* **WORK REQUIRED**:
Using the records provided below, locate and copy each line that contains the word "icon".

* **INPUT FOR THIS TASK**:
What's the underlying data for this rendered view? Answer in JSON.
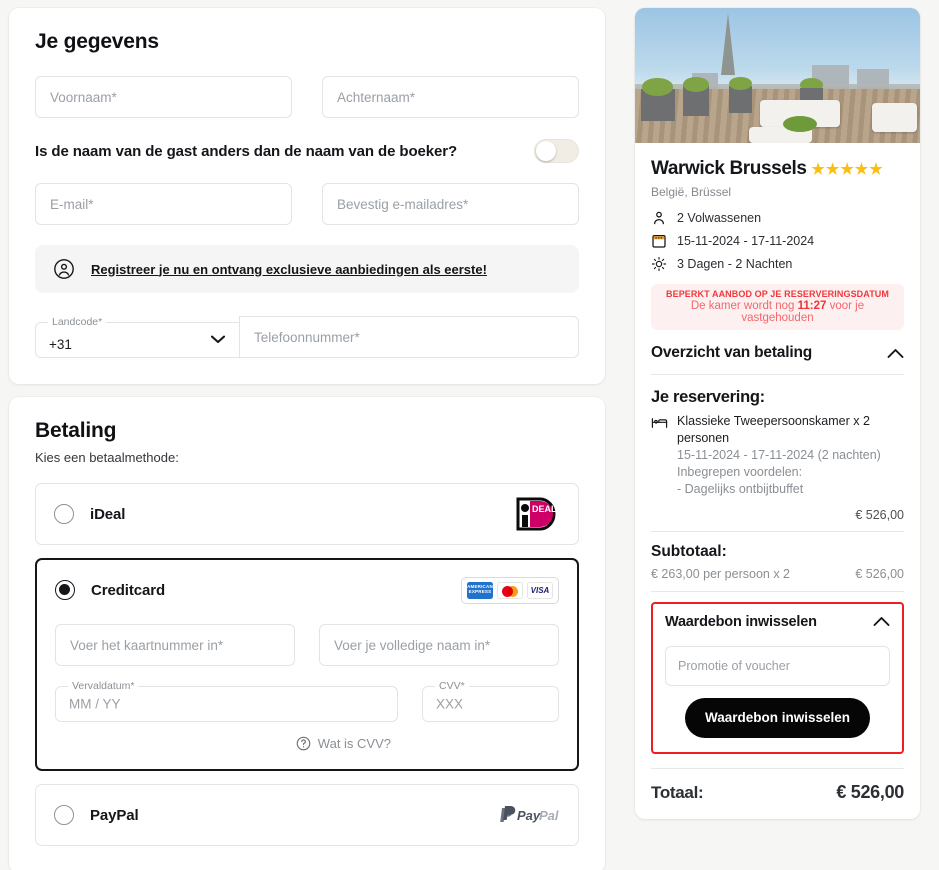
{
  "guest_section": {
    "title": "Je gegevens",
    "first_name_placeholder": "Voornaam*",
    "last_name_placeholder": "Achternaam*",
    "guest_different_question": "Is de naam van de gast anders dan de naam van de boeker?",
    "guest_different_toggle_state": "off",
    "email_placeholder": "E-mail*",
    "email_confirm_placeholder": "Bevestig e-mailadres*",
    "register_banner_text": "Registreer je nu en ontvang exclusieve aanbiedingen als eerste!",
    "country_code_label": "Landcode*",
    "country_code_value": "+31",
    "phone_placeholder": "Telefoonnummer*"
  },
  "payment_section": {
    "title": "Betaling",
    "subtitle": "Kies een betaalmethode:",
    "methods": [
      {
        "name": "iDeal",
        "selected": false,
        "logo": "ideal-logo"
      },
      {
        "name": "Creditcard",
        "selected": true,
        "logo": "card-brands-logo"
      },
      {
        "name": "PayPal",
        "selected": false,
        "logo": "paypal-logo"
      }
    ],
    "card_brands": [
      "AMERICAN EXPRESS",
      "mastercard",
      "VISA"
    ],
    "ideal_logo_text": "iDEAL",
    "paypal_logo_text": "PayPal",
    "card_number_placeholder": "Voer het kaartnummer in*",
    "card_holder_placeholder": "Voer je volledige naam in*",
    "expiry_label": "Vervaldatum*",
    "expiry_placeholder": "MM / YY",
    "cvv_label": "CVV*",
    "cvv_placeholder": "XXX",
    "cvv_help_text": "Wat is CVV?"
  },
  "sidebar": {
    "hotel_name": "Warwick Brussels",
    "star_rating": 5,
    "stars_glyphs": "★★★★★",
    "location": "België, Brüssel",
    "meta": [
      {
        "icon": "person-icon",
        "text": "2 Volwassenen"
      },
      {
        "icon": "calendar-icon",
        "text": "15-11-2024 - 17-11-2024"
      },
      {
        "icon": "sun-icon",
        "text": "3 Dagen - 2 Nachten"
      }
    ],
    "urgency": {
      "headline": "BEPERKT AANBOD OP JE RESERVERINGSDATUM",
      "text_before": "De kamer wordt nog ",
      "timer": "11:27",
      "text_after": " voor je vastgehouden"
    },
    "payment_overview_title": "Overzicht van betaling",
    "reservation_title": "Je reservering:",
    "room_name": "Klassieke Tweepersoonskamer x 2 personen",
    "room_dates": "15-11-2024 - 17-11-2024 (2 nachten)",
    "included_label": "Inbegrepen voordelen:",
    "included_item": "- Dagelijks ontbijtbuffet",
    "room_price": "€ 526,00",
    "subtotal_title": "Subtotaal:",
    "subtotal_per_person": "€ 263,00 per persoon x 2",
    "subtotal_amount": "€ 526,00",
    "voucher": {
      "title": "Waardebon inwisselen",
      "input_placeholder": "Promotie of voucher",
      "button_label": "Waardebon inwisselen",
      "highlight_color": "#ee1c24"
    },
    "total_label": "Totaal:",
    "total_amount": "€ 526,00"
  },
  "colors": {
    "page_background": "#f6f6f5",
    "accent_star": "#fbbf0f",
    "urgency_red": "#f0393c",
    "voucher_highlight": "#ee1c24",
    "button_dark": "#060606"
  }
}
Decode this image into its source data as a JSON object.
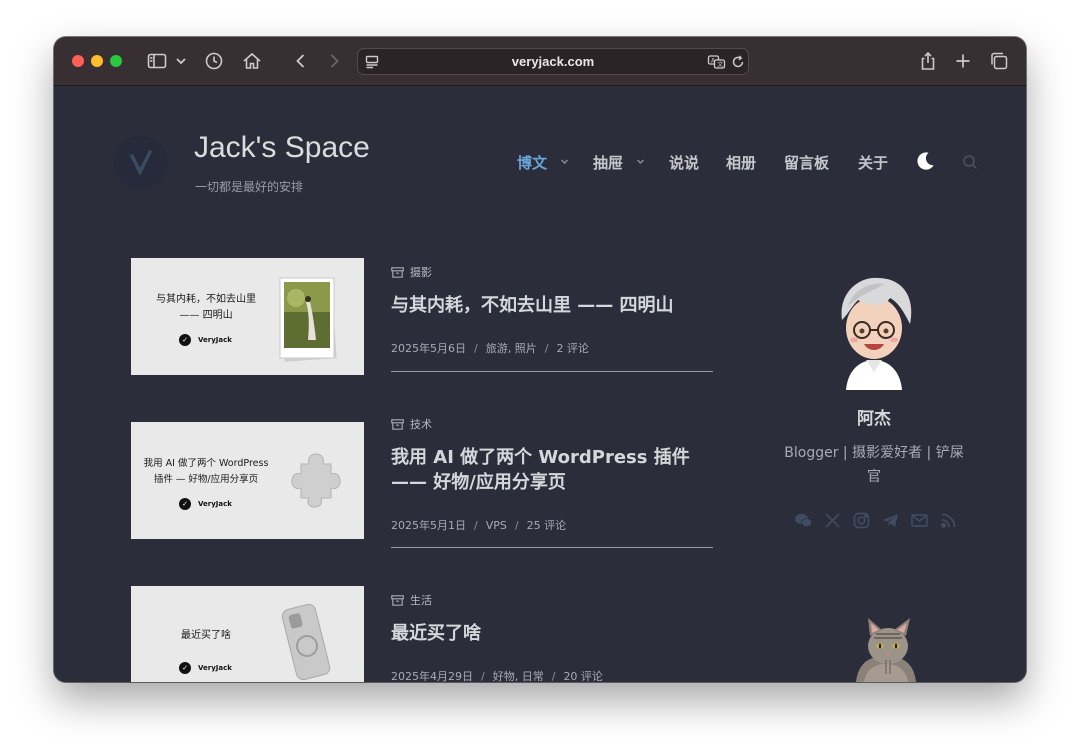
{
  "browser": {
    "url": "veryjack.com"
  },
  "site": {
    "title": "Jack's Space",
    "tagline": "一切都是最好的安排"
  },
  "nav": {
    "items": [
      {
        "label": "博文",
        "active": true,
        "has_dropdown": true
      },
      {
        "label": "抽屉",
        "active": false,
        "has_dropdown": true
      },
      {
        "label": "说说",
        "active": false,
        "has_dropdown": false
      },
      {
        "label": "相册",
        "active": false,
        "has_dropdown": false
      },
      {
        "label": "留言板",
        "active": false,
        "has_dropdown": false
      },
      {
        "label": "关于",
        "active": false,
        "has_dropdown": false
      }
    ]
  },
  "posts": [
    {
      "category": "摄影",
      "title": "与其内耗，不如去山里 —— 四明山",
      "date": "2025年5月6日",
      "tags": "旅游, 照片",
      "comments": "2 评论",
      "thumb_line1": "与其内耗，不如去山里",
      "thumb_line2": "—— 四明山",
      "thumb_brand": "VeryJack"
    },
    {
      "category": "技术",
      "title_line1": "我用 AI 做了两个 WordPress 插件",
      "title_line2": "—— 好物/应用分享页",
      "date": "2025年5月1日",
      "tags": "VPS",
      "comments": "25 评论",
      "thumb_line1": "我用 AI 做了两个 WordPress",
      "thumb_line2": "插件 — 好物/应用分享页",
      "thumb_brand": "VeryJack"
    },
    {
      "category": "生活",
      "title": "最近买了啥",
      "date": "2025年4月29日",
      "tags": "好物, 日常",
      "comments": "20 评论",
      "thumb_line1": "最近买了啥",
      "thumb_brand": "VeryJack"
    }
  ],
  "sidebar": {
    "author_name": "阿杰",
    "bio_line1": "Blogger | 摄影爱好者 | 铲屎",
    "bio_line2": "官"
  },
  "colors": {
    "page_bg": "#2c2d3b",
    "accent": "#6aa5d8",
    "toolbar_bg": "#382f33"
  }
}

* **FULL RESPONSE**:
        "icon": "person-icon",
        "icon": "calendar-icon",
        "icon": "sun-icon",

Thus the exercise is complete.